TASK OBJECTIVE:
Pull each line holding the word "much" from the data.

ITEMS:
##########

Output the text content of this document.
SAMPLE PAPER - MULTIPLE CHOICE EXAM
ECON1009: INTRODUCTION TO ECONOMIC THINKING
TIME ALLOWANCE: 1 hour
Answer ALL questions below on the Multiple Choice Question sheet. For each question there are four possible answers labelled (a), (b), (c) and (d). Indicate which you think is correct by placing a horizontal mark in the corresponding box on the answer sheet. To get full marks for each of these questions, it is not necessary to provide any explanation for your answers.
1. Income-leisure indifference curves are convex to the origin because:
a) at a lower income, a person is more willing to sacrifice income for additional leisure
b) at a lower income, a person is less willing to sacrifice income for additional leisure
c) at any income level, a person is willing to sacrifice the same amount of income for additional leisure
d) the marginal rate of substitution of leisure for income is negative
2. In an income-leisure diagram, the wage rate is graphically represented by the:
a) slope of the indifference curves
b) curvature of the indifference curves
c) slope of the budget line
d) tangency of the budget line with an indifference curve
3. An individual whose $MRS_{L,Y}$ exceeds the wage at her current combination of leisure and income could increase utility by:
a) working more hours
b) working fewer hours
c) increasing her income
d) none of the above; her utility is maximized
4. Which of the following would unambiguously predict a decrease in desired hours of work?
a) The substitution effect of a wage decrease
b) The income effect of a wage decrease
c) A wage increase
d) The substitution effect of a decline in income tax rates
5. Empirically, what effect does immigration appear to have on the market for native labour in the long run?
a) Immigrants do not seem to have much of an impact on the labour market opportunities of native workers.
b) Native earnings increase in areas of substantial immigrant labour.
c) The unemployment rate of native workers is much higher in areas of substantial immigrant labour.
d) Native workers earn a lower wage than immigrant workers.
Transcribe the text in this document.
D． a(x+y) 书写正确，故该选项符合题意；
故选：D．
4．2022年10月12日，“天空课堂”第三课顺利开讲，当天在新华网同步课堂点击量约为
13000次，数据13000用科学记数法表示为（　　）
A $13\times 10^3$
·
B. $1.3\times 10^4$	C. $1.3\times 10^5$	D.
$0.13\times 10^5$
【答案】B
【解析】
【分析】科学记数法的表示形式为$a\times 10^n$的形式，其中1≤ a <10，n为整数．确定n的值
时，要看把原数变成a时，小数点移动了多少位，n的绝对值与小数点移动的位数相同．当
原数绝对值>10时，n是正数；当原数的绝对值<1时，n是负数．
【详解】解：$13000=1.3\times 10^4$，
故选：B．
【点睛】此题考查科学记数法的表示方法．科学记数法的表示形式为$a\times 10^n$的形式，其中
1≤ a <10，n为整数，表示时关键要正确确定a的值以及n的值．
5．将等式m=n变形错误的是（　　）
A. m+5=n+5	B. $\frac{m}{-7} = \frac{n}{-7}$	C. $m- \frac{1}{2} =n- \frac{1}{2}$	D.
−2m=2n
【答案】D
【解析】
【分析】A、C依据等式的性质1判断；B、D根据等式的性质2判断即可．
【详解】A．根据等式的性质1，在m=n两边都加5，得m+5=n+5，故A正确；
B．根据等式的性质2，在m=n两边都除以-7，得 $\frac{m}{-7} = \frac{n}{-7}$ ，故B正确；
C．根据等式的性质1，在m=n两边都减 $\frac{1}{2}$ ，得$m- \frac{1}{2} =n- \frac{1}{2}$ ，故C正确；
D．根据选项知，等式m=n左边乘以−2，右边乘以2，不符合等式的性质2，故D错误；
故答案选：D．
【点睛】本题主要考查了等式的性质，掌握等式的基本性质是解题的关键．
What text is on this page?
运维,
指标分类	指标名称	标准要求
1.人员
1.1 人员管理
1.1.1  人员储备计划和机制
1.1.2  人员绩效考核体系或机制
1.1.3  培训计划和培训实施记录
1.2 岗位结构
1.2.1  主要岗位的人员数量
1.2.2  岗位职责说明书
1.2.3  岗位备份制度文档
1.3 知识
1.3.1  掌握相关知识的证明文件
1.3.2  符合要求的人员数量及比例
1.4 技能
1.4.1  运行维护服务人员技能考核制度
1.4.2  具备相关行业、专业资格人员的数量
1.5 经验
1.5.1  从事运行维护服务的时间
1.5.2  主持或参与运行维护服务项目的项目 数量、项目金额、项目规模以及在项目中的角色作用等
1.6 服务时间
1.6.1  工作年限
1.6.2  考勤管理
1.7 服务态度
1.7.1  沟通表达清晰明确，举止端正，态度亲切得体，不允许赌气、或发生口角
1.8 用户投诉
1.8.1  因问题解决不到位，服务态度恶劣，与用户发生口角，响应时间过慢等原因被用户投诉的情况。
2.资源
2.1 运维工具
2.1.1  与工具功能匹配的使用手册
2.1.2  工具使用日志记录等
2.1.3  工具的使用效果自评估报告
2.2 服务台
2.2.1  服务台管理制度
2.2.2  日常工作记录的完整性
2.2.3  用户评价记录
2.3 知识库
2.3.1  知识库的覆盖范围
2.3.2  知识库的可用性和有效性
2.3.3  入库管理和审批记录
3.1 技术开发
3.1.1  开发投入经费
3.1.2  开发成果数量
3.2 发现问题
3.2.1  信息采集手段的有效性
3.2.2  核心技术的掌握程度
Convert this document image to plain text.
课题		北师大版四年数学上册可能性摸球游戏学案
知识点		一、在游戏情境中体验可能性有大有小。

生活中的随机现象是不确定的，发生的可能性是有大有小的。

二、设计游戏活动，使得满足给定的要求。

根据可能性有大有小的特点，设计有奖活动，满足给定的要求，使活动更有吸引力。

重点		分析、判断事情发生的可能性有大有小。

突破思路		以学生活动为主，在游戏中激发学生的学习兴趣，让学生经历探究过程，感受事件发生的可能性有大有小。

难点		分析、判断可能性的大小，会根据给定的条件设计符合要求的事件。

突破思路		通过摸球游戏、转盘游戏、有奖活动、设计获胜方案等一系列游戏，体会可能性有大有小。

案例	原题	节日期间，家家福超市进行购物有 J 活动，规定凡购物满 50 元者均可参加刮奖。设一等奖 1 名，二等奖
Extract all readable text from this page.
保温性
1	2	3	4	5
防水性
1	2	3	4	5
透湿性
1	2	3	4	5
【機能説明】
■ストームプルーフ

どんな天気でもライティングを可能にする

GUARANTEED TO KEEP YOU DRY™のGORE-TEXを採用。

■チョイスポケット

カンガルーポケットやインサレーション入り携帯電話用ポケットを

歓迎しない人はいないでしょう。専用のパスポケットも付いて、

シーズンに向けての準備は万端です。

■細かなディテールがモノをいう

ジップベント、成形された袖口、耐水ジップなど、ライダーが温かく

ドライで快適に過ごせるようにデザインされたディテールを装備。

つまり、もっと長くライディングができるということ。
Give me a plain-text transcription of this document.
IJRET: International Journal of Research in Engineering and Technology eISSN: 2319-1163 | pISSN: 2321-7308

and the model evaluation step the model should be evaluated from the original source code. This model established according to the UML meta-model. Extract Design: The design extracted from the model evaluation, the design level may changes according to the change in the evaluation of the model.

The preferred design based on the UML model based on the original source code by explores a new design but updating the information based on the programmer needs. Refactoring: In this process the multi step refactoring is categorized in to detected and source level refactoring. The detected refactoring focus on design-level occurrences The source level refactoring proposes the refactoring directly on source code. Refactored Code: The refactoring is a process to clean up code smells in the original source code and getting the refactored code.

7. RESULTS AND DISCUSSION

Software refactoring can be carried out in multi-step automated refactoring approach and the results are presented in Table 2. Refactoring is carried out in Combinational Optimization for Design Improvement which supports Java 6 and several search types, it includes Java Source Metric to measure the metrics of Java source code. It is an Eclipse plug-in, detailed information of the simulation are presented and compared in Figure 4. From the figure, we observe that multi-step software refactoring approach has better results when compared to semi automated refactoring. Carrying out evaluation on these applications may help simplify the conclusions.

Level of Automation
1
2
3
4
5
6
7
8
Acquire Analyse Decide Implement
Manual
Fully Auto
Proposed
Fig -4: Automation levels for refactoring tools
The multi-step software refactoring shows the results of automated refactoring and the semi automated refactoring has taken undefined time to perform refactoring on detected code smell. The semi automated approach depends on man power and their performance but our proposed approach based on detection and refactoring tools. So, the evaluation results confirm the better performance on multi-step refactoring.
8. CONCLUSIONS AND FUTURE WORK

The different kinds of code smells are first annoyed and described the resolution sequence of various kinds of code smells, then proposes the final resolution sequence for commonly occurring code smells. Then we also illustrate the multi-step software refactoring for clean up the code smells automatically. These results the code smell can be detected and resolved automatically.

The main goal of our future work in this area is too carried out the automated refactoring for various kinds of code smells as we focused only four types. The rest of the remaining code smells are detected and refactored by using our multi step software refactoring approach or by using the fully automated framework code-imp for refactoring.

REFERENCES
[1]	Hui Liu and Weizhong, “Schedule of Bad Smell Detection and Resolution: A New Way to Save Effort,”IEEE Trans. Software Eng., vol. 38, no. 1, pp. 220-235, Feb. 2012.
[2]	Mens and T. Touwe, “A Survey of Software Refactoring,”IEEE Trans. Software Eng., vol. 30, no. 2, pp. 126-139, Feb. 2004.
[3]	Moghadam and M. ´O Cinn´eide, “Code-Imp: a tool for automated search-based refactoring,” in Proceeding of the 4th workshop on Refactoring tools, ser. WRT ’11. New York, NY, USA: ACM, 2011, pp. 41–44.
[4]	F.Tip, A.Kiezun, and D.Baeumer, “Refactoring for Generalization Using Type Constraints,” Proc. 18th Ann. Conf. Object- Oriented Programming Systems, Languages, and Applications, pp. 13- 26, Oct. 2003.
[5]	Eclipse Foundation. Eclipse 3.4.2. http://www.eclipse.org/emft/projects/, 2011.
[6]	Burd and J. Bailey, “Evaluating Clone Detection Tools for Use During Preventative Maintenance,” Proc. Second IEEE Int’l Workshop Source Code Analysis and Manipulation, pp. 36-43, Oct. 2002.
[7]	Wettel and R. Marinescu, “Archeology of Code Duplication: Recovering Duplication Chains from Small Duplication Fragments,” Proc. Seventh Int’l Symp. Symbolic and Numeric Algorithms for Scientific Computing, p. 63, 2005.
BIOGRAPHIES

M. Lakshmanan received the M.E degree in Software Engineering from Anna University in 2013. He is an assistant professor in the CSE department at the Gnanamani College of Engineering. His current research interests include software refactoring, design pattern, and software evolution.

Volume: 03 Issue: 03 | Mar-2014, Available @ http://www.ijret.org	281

##########

ANSWER TO THE TASK:
a) Immigrants do not seem to have much of an impact on the labour market opportunities of native workers.
c) The unemployment rate of native workers is much higher in areas of substantial immigrant labour.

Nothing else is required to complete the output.